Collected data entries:
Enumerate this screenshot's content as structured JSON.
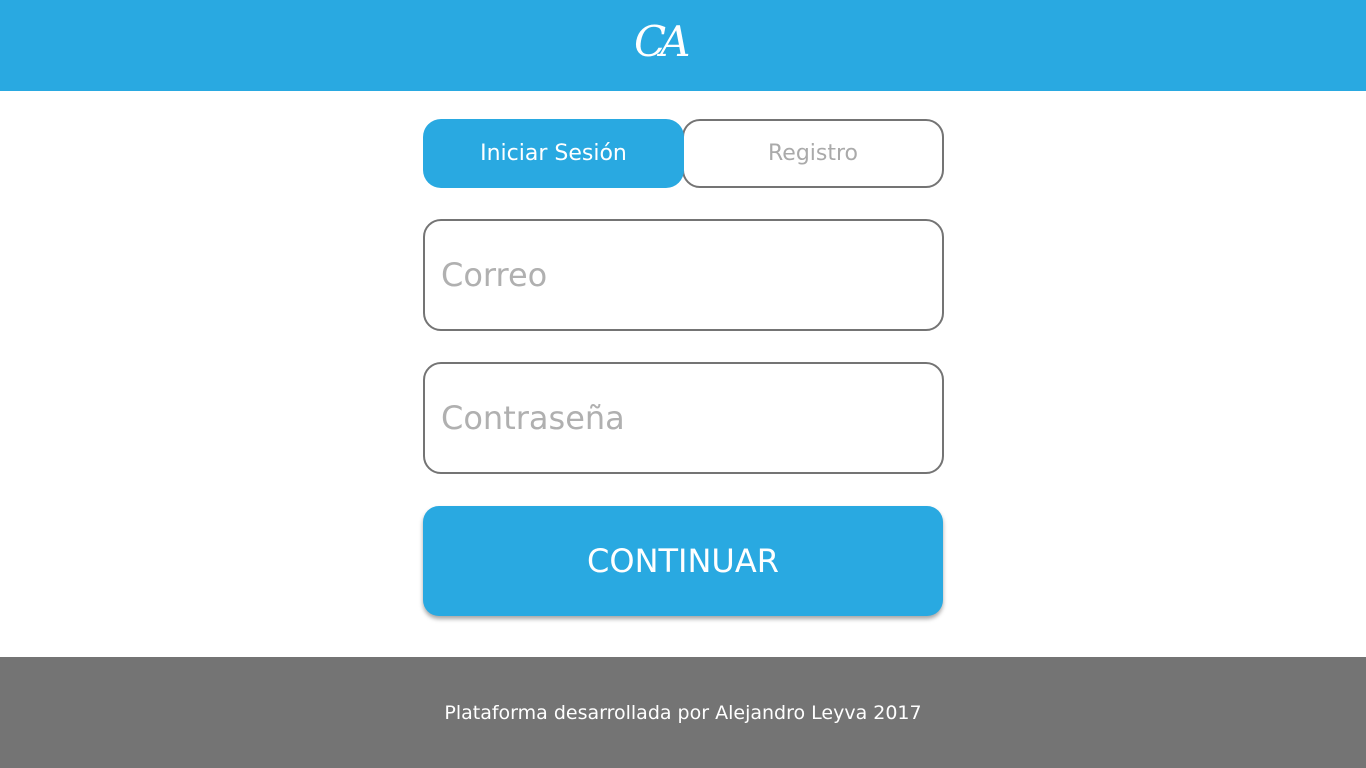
{
  "header": {
    "logo_text": "CA"
  },
  "tabs": [
    {
      "label": "Iniciar Sesión",
      "active": true
    },
    {
      "label": "Registro",
      "active": false
    }
  ],
  "form": {
    "email_placeholder": "Correo",
    "email_value": "",
    "password_placeholder": "Contraseña",
    "password_value": "",
    "submit_label": "CONTINUAR"
  },
  "footer": {
    "text": "Plataforma desarrollada por Alejandro Leyva 2017"
  },
  "colors": {
    "accent": "#29a9e1",
    "footer_bg": "#747474",
    "border": "#747474",
    "placeholder": "#b0b0b0"
  }
}
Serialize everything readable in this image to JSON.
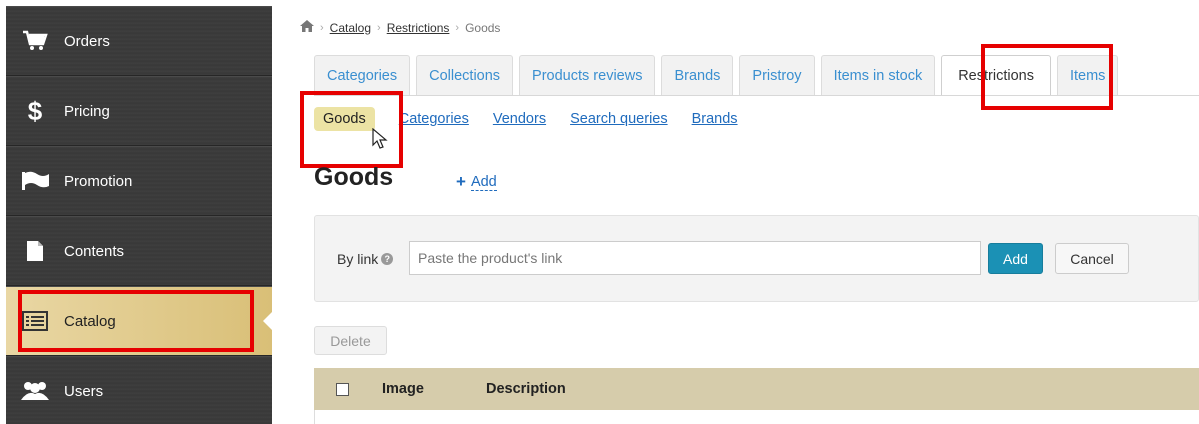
{
  "sidebar": {
    "items": [
      {
        "label": "Orders",
        "icon": "cart-icon"
      },
      {
        "label": "Pricing",
        "icon": "dollar-icon"
      },
      {
        "label": "Promotion",
        "icon": "flag-icon"
      },
      {
        "label": "Contents",
        "icon": "document-icon"
      },
      {
        "label": "Catalog",
        "icon": "list-icon",
        "active": true
      },
      {
        "label": "Users",
        "icon": "users-icon"
      }
    ]
  },
  "breadcrumb": {
    "home_icon": "home-icon",
    "items": [
      "Catalog",
      "Restrictions",
      "Goods"
    ]
  },
  "tabs": [
    {
      "label": "Categories"
    },
    {
      "label": "Collections"
    },
    {
      "label": "Products reviews"
    },
    {
      "label": "Brands"
    },
    {
      "label": "Pristroy"
    },
    {
      "label": "Items in stock"
    },
    {
      "label": "Restrictions",
      "active": true
    },
    {
      "label": "Items"
    }
  ],
  "subnav": {
    "items": [
      {
        "label": "Goods",
        "active": true
      },
      {
        "label": "Categories"
      },
      {
        "label": "Vendors"
      },
      {
        "label": "Search queries"
      },
      {
        "label": "Brands"
      }
    ]
  },
  "page": {
    "title": "Goods",
    "add_label": "Add"
  },
  "form": {
    "by_link_label": "By link",
    "input_placeholder": "Paste the product's link",
    "input_value": "",
    "add_button": "Add",
    "cancel_button": "Cancel"
  },
  "actions": {
    "delete_button": "Delete"
  },
  "table": {
    "columns": [
      "Image",
      "Description"
    ]
  },
  "colors": {
    "sidebar_bg": "#3a3a3a",
    "sidebar_active": "#e1c98a",
    "tab_link": "#3a8fd0",
    "link": "#1f6bbd",
    "primary_button": "#1b91b5",
    "table_header": "#d6ccab",
    "highlight": "#e60000",
    "subnav_pill": "#ece3a4"
  }
}
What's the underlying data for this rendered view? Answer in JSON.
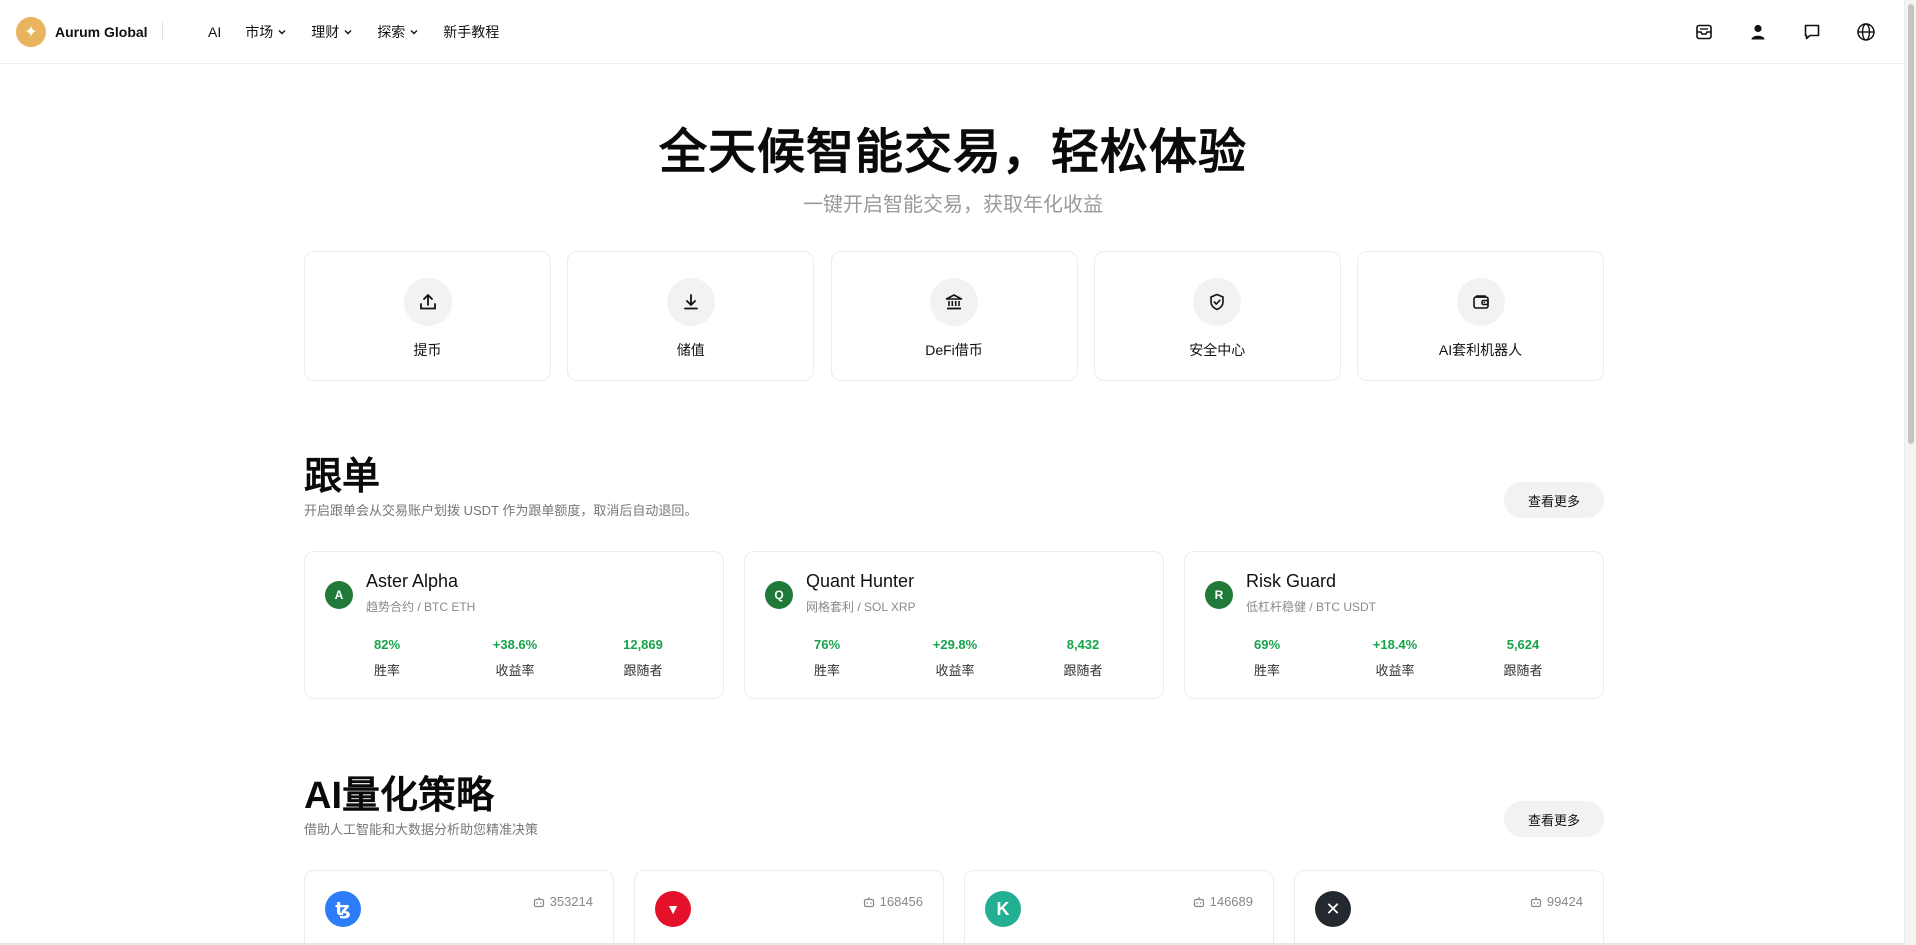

__What is needed__:
Restate the data above word for word. Do not include the images.

__Reply__:
Enumerate this screenshot's content as structured JSON.
{
  "header": {
    "logo_text": "CA"
  },
  "tabs": [
    {
      "label": "Iniciar Sesión",
      "active": true
    },
    {
      "label": "Registro",
      "active": false
    }
  ],
  "form": {
    "email_placeholder": "Correo",
    "email_value": "",
    "password_placeholder": "Contraseña",
    "password_value": "",
    "submit_label": "CONTINUAR"
  },
  "footer": {
    "text": "Plataforma desarrollada por Alejandro Leyva 2017"
  },
  "colors": {
    "accent": "#29a9e1",
    "footer_bg": "#747474",
    "border": "#747474",
    "placeholder": "#b0b0b0"
  }
}
Serialize everything readable in this image to JSON.
{
  "sidebar": {
    "items": [
      {
        "label": "Orders",
        "icon": "cart-icon"
      },
      {
        "label": "Pricing",
        "icon": "dollar-icon"
      },
      {
        "label": "Promotion",
        "icon": "flag-icon"
      },
      {
        "label": "Contents",
        "icon": "document-icon"
      },
      {
        "label": "Catalog",
        "icon": "list-icon",
        "active": true
      },
      {
        "label": "Users",
        "icon": "users-icon"
      }
    ]
  },
  "breadcrumb": {
    "home_icon": "home-icon",
    "items": [
      "Catalog",
      "Restrictions",
      "Goods"
    ]
  },
  "tabs": [
    {
      "label": "Categories"
    },
    {
      "label": "Collections"
    },
    {
      "label": "Products reviews"
    },
    {
      "label": "Brands"
    },
    {
      "label": "Pristroy"
    },
    {
      "label": "Items in stock"
    },
    {
      "label": "Restrictions",
      "active": true
    },
    {
      "label": "Items"
    }
  ],
  "subnav": {
    "items": [
      {
        "label": "Goods",
        "active": true
      },
      {
        "label": "Categories"
      },
      {
        "label": "Vendors"
      },
      {
        "label": "Search queries"
      },
      {
        "label": "Brands"
      }
    ]
  },
  "page": {
    "title": "Goods",
    "add_label": "Add"
  },
  "form": {
    "by_link_label": "By link",
    "input_placeholder": "Paste the product's link",
    "input_value": "",
    "add_button": "Add",
    "cancel_button": "Cancel"
  },
  "actions": {
    "delete_button": "Delete"
  },
  "table": {
    "columns": [
      "Image",
      "Description"
    ]
  },
  "colors": {
    "sidebar_bg": "#3a3a3a",
    "sidebar_active": "#e1c98a",
    "tab_link": "#3a8fd0",
    "link": "#1f6bbd",
    "primary_button": "#1b91b5",
    "table_header": "#d6ccab",
    "highlight": "#e60000",
    "subnav_pill": "#ece3a4"
  }
}
What's the underlying data for this rendered view? Answer in JSON.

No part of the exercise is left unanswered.